↓↓↓

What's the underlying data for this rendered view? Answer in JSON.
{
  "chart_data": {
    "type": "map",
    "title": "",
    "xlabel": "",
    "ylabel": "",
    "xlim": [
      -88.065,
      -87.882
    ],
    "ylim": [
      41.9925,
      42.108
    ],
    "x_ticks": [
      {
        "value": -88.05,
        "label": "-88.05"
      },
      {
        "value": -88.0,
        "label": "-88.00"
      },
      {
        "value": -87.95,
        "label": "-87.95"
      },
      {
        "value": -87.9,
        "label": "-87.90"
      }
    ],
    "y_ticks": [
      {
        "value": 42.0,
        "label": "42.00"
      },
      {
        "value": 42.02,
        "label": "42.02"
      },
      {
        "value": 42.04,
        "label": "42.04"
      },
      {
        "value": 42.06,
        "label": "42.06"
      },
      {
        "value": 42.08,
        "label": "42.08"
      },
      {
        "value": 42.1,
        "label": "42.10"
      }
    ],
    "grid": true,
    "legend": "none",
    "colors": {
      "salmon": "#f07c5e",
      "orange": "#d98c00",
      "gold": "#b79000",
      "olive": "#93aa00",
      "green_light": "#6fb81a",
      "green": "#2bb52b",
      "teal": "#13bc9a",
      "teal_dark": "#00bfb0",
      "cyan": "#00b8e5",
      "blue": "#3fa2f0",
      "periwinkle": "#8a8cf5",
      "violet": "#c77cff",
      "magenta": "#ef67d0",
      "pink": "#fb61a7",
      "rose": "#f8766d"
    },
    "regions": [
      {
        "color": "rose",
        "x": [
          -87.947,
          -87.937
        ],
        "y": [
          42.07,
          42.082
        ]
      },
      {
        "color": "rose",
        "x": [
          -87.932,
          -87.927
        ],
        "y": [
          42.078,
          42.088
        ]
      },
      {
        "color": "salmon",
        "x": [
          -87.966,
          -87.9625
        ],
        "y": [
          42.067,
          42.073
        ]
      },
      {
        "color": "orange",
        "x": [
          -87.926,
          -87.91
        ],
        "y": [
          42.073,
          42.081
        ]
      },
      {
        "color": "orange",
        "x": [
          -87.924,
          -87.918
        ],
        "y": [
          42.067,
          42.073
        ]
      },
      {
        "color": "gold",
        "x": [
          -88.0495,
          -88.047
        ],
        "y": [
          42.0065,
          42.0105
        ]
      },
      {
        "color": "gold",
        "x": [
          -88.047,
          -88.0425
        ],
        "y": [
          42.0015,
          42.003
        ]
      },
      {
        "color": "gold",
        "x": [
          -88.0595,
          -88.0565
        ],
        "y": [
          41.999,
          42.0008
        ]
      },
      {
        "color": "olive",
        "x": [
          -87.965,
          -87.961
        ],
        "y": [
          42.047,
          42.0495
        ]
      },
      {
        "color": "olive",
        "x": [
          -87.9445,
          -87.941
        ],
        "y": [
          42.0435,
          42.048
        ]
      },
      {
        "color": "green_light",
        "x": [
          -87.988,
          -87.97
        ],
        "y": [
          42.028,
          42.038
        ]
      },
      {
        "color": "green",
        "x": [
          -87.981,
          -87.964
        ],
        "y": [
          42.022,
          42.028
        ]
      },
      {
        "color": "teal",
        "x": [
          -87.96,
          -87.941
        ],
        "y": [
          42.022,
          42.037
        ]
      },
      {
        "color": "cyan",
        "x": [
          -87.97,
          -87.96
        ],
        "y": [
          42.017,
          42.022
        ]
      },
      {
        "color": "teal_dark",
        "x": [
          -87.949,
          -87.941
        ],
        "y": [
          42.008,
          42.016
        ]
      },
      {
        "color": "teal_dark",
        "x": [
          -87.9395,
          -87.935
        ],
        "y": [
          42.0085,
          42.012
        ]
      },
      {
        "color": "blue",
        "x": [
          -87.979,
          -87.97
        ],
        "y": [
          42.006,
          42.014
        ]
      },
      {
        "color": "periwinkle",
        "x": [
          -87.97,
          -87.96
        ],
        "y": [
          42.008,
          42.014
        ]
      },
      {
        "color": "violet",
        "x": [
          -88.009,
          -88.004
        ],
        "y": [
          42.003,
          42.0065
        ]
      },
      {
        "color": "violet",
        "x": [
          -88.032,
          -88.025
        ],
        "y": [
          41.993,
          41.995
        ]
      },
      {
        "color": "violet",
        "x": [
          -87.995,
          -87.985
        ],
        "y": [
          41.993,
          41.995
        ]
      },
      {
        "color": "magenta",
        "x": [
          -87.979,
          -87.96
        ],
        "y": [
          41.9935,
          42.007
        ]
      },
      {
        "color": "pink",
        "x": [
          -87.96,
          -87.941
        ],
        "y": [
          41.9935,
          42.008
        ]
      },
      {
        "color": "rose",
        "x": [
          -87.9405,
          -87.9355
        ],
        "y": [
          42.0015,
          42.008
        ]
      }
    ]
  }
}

↑↑↑

Problem to solve:
Reproduce the entries above in full by retyping them exactly.

Task solution:
What's the underlying data for this rendered view? Answer in JSON.
{
  "chart_data": {
    "type": "map",
    "title": "",
    "xlabel": "",
    "ylabel": "",
    "xlim": [
      -88.065,
      -87.882
    ],
    "ylim": [
      41.9925,
      42.108
    ],
    "x_ticks": [
      {
        "value": -88.05,
        "label": "-88.05"
      },
      {
        "value": -88.0,
        "label": "-88.00"
      },
      {
        "value": -87.95,
        "label": "-87.95"
      },
      {
        "value": -87.9,
        "label": "-87.90"
      }
    ],
    "y_ticks": [
      {
        "value": 42.0,
        "label": "42.00"
      },
      {
        "value": 42.02,
        "label": "42.02"
      },
      {
        "value": 42.04,
        "label": "42.04"
      },
      {
        "value": 42.06,
        "label": "42.06"
      },
      {
        "value": 42.08,
        "label": "42.08"
      },
      {
        "value": 42.1,
        "label": "42.10"
      }
    ],
    "grid": true,
    "legend": "none",
    "colors": {
      "salmon": "#f07c5e",
      "orange": "#d98c00",
      "gold": "#b79000",
      "olive": "#93aa00",
      "green_light": "#6fb81a",
      "green": "#2bb52b",
      "teal": "#13bc9a",
      "teal_dark": "#00bfb0",
      "cyan": "#00b8e5",
      "blue": "#3fa2f0",
      "periwinkle": "#8a8cf5",
      "violet": "#c77cff",
      "magenta": "#ef67d0",
      "pink": "#fb61a7",
      "rose": "#f8766d"
    },
    "regions": [
      {
        "color": "rose",
        "x": [
          -87.947,
          -87.937
        ],
        "y": [
          42.07,
          42.082
        ]
      },
      {
        "color": "rose",
        "x": [
          -87.932,
          -87.927
        ],
        "y": [
          42.078,
          42.088
        ]
      },
      {
        "color": "salmon",
        "x": [
          -87.966,
          -87.9625
        ],
        "y": [
          42.067,
          42.073
        ]
      },
      {
        "color": "orange",
        "x": [
          -87.926,
          -87.91
        ],
        "y": [
          42.073,
          42.081
        ]
      },
      {
        "color": "orange",
        "x": [
          -87.924,
          -87.918
        ],
        "y": [
          42.067,
          42.073
        ]
      },
      {
        "color": "gold",
        "x": [
          -88.0495,
          -88.047
        ],
        "y": [
          42.0065,
          42.0105
        ]
      },
      {
        "color": "gold",
        "x": [
          -88.047,
          -88.0425
        ],
        "y": [
          42.0015,
          42.003
        ]
      },
      {
        "color": "gold",
        "x": [
          -88.0595,
          -88.0565
        ],
        "y": [
          41.999,
          42.0008
        ]
      },
      {
        "color": "olive",
        "x": [
          -87.965,
          -87.961
        ],
        "y": [
          42.047,
          42.0495
        ]
      },
      {
        "color": "olive",
        "x": [
          -87.9445,
          -87.941
        ],
        "y": [
          42.0435,
          42.048
        ]
      },
      {
        "color": "green_light",
        "x": [
          -87.988,
          -87.97
        ],
        "y": [
          42.028,
          42.038
        ]
      },
      {
        "color": "green",
        "x": [
          -87.981,
          -87.964
        ],
        "y": [
          42.022,
          42.028
        ]
      },
      {
        "color": "teal",
        "x": [
          -87.96,
          -87.941
        ],
        "y": [
          42.022,
          42.037
        ]
      },
      {
        "color": "cyan",
        "x": [
          -87.97,
          -87.96
        ],
        "y": [
          42.017,
          42.022
        ]
      },
      {
        "color": "teal_dark",
        "x": [
          -87.949,
          -87.941
        ],
        "y": [
          42.008,
          42.016
        ]
      },
      {
        "color": "teal_dark",
        "x": [
          -87.9395,
          -87.935
        ],
        "y": [
          42.0085,
          42.012
        ]
      },
      {
        "color": "blue",
        "x": [
          -87.979,
          -87.97
        ],
        "y": [
          42.006,
          42.014
        ]
      },
      {
        "color": "periwinkle",
        "x": [
          -87.97,
          -87.96
        ],
        "y": [
          42.008,
          42.014
        ]
      },
      {
        "color": "violet",
        "x": [
          -88.009,
          -88.004
        ],
        "y": [
          42.003,
          42.0065
        ]
      },
      {
        "color": "violet",
        "x": [
          -88.032,
          -88.025
        ],
        "y": [
          41.993,
          41.995
        ]
      },
      {
        "color": "violet",
        "x": [
          -87.995,
          -87.985
        ],
        "y": [
          41.993,
          41.995
        ]
      },
      {
        "color": "magenta",
        "x": [
          -87.979,
          -87.96
        ],
        "y": [
          41.9935,
          42.007
        ]
      },
      {
        "color": "pink",
        "x": [
          -87.96,
          -87.941
        ],
        "y": [
          41.9935,
          42.008
        ]
      },
      {
        "color": "rose",
        "x": [
          -87.9405,
          -87.9355
        ],
        "y": [
          42.0015,
          42.008
        ]
      }
    ]
  }
}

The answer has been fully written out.